* Problem to work on: Pull out every line containing the string "Shuffling".

* Listing:
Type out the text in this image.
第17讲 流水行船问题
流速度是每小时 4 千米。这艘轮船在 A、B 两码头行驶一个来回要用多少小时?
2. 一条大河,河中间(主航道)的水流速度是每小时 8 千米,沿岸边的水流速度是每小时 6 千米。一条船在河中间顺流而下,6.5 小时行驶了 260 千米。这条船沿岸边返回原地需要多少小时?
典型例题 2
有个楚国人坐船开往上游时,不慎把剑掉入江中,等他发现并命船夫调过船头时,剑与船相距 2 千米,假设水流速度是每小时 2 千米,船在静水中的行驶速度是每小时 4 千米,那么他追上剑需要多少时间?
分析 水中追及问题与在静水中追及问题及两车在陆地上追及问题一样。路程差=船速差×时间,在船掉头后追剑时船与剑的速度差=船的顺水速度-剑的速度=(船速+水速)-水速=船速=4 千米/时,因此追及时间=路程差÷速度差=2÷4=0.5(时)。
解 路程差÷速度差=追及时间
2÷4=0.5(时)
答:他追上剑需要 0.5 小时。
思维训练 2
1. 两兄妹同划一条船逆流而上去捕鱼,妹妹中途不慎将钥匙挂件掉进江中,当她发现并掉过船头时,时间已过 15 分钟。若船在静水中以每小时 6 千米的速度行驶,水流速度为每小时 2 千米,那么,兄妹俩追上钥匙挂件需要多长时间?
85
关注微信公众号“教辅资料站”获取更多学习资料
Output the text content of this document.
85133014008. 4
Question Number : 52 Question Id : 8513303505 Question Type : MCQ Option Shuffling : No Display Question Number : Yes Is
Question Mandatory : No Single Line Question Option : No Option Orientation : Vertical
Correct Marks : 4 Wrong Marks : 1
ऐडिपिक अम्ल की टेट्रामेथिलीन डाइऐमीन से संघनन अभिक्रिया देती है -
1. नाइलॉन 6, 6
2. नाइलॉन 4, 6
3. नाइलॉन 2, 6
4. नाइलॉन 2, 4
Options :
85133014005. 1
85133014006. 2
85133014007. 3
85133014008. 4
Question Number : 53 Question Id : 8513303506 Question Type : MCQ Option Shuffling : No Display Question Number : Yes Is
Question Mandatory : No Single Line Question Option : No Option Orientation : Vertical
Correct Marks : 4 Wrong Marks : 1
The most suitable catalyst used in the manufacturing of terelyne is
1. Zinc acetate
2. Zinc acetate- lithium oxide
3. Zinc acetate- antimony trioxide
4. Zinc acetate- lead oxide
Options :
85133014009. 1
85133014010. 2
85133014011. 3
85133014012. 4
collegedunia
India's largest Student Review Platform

* * *

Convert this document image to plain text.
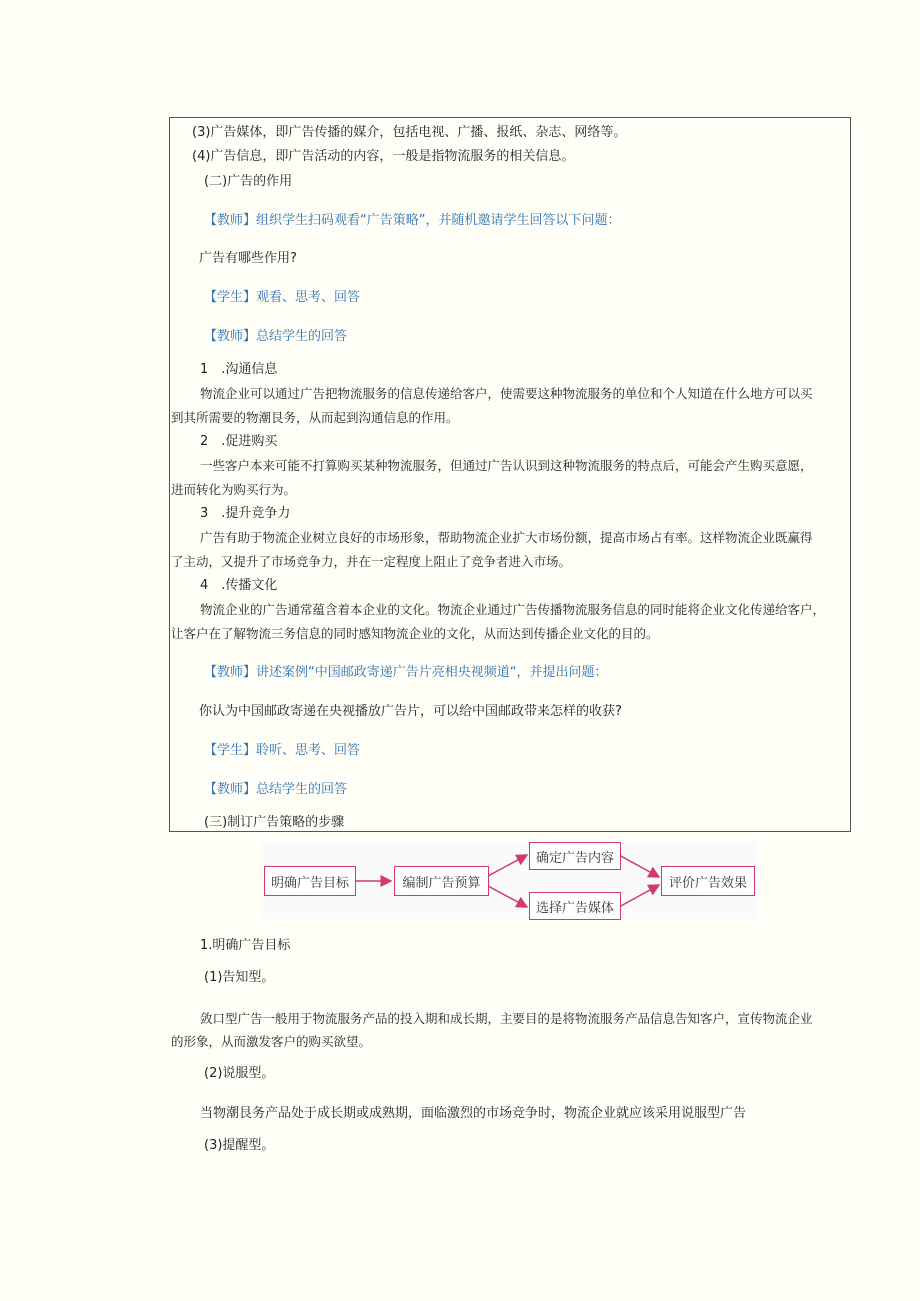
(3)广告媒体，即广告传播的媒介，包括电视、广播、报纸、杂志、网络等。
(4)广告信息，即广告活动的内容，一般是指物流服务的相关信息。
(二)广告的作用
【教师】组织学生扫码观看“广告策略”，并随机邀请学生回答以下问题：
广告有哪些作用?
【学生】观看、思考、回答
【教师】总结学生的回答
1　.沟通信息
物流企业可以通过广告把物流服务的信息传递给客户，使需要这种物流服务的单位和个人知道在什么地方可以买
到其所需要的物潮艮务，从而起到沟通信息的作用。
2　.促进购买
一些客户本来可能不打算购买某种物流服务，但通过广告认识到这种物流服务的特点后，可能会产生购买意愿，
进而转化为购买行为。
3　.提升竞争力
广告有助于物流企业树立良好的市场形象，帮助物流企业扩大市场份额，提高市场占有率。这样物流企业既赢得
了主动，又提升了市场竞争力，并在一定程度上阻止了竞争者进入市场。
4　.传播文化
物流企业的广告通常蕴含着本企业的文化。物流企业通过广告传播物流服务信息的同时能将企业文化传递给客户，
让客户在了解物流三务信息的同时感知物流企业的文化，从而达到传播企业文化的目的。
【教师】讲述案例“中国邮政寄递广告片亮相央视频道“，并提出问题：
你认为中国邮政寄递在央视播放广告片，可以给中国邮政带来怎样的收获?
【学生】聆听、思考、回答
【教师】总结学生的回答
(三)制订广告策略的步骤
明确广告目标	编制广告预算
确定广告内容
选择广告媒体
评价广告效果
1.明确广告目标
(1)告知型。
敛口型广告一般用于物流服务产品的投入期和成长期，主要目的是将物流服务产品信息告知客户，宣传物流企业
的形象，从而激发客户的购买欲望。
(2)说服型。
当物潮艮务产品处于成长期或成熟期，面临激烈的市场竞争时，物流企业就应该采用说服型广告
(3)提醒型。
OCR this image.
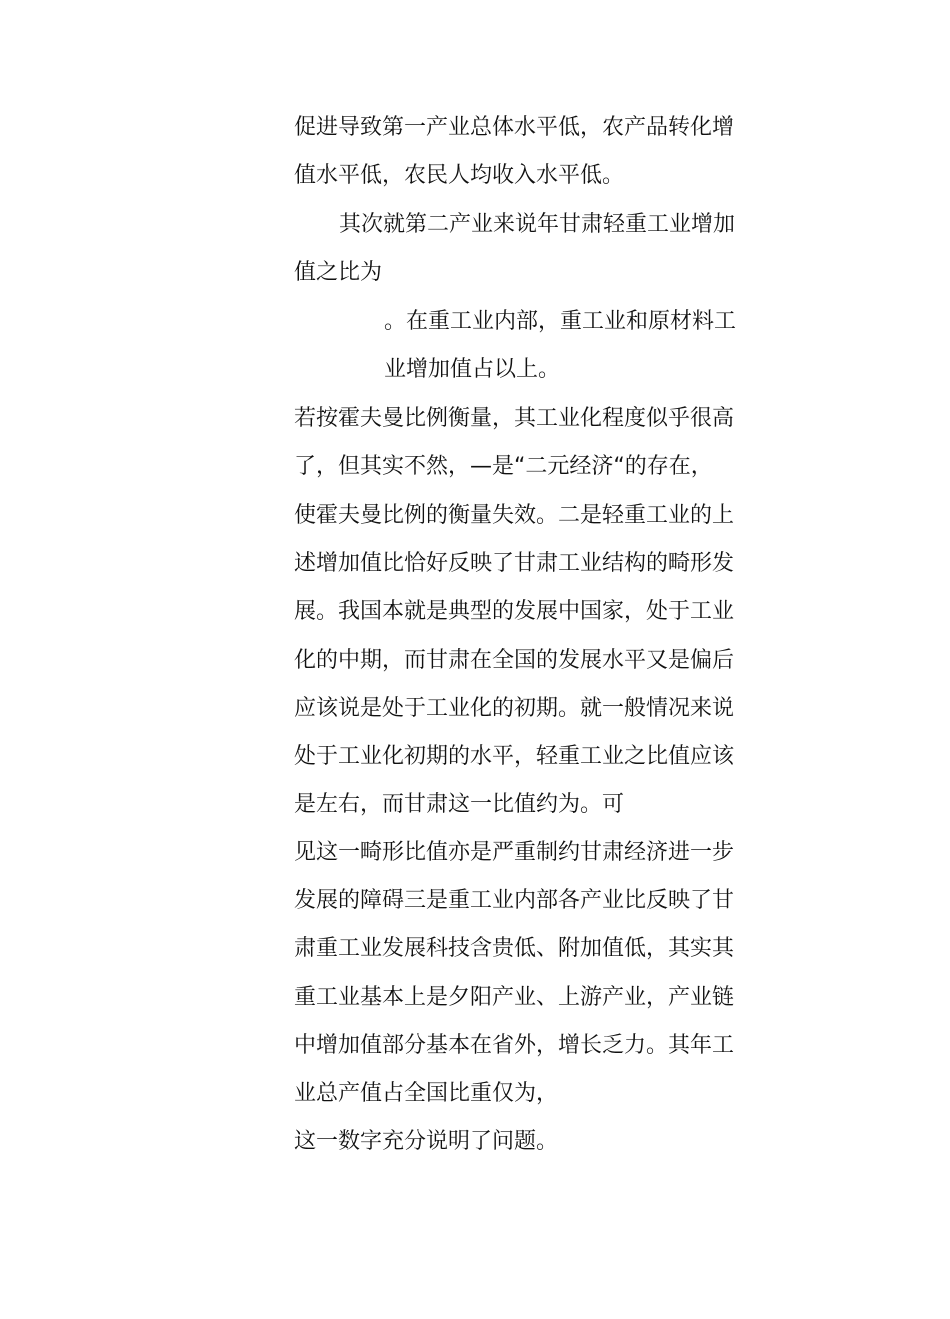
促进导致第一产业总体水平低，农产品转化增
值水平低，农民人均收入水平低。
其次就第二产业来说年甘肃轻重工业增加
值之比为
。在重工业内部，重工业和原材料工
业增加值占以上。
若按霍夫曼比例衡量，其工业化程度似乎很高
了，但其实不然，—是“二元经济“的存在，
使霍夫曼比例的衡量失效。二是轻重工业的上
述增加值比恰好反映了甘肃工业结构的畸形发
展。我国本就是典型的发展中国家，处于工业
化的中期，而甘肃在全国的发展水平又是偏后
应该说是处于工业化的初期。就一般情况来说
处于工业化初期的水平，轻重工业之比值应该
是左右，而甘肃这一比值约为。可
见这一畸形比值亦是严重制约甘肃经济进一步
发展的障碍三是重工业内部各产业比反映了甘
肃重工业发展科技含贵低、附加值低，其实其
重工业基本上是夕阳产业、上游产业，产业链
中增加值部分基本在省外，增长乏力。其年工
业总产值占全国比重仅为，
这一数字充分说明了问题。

--

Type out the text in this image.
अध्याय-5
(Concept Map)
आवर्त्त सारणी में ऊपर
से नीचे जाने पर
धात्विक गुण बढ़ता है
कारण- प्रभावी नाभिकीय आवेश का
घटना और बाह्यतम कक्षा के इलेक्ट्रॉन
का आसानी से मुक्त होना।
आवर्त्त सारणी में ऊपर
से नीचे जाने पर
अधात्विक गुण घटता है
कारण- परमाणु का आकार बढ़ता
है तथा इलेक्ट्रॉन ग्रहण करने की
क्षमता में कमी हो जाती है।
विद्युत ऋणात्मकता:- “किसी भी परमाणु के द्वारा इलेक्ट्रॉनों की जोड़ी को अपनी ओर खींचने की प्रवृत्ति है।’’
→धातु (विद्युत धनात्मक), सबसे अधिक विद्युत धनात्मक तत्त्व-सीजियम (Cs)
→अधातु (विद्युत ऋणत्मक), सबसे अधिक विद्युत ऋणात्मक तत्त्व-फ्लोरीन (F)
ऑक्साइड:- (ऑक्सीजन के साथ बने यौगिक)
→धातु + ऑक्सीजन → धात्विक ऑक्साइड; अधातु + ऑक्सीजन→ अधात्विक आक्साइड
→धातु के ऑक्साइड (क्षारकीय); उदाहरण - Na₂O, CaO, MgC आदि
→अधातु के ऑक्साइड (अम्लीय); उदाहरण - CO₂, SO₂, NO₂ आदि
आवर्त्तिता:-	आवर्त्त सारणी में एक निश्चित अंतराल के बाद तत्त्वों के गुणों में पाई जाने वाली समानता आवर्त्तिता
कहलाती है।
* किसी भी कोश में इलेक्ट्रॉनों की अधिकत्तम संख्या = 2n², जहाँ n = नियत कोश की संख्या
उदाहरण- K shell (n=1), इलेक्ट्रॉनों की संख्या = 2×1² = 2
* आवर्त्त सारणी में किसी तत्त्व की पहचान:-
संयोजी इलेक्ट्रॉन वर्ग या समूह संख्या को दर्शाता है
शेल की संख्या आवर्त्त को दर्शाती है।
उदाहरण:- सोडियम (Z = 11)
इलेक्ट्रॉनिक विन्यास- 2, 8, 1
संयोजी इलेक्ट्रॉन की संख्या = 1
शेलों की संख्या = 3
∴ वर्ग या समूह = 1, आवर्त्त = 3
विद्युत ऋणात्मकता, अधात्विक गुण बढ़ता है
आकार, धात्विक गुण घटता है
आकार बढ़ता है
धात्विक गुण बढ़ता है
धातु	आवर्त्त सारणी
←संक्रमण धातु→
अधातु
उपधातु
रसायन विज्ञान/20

* The completed task:
Question Number : 52 Question Id : 8513303505 Question Type : MCQ Option Shuffling : No Display Question Number : Yes Is
Question Number : 53 Question Id : 8513303506 Question Type : MCQ Option Shuffling : No Display Question Number : Yes Is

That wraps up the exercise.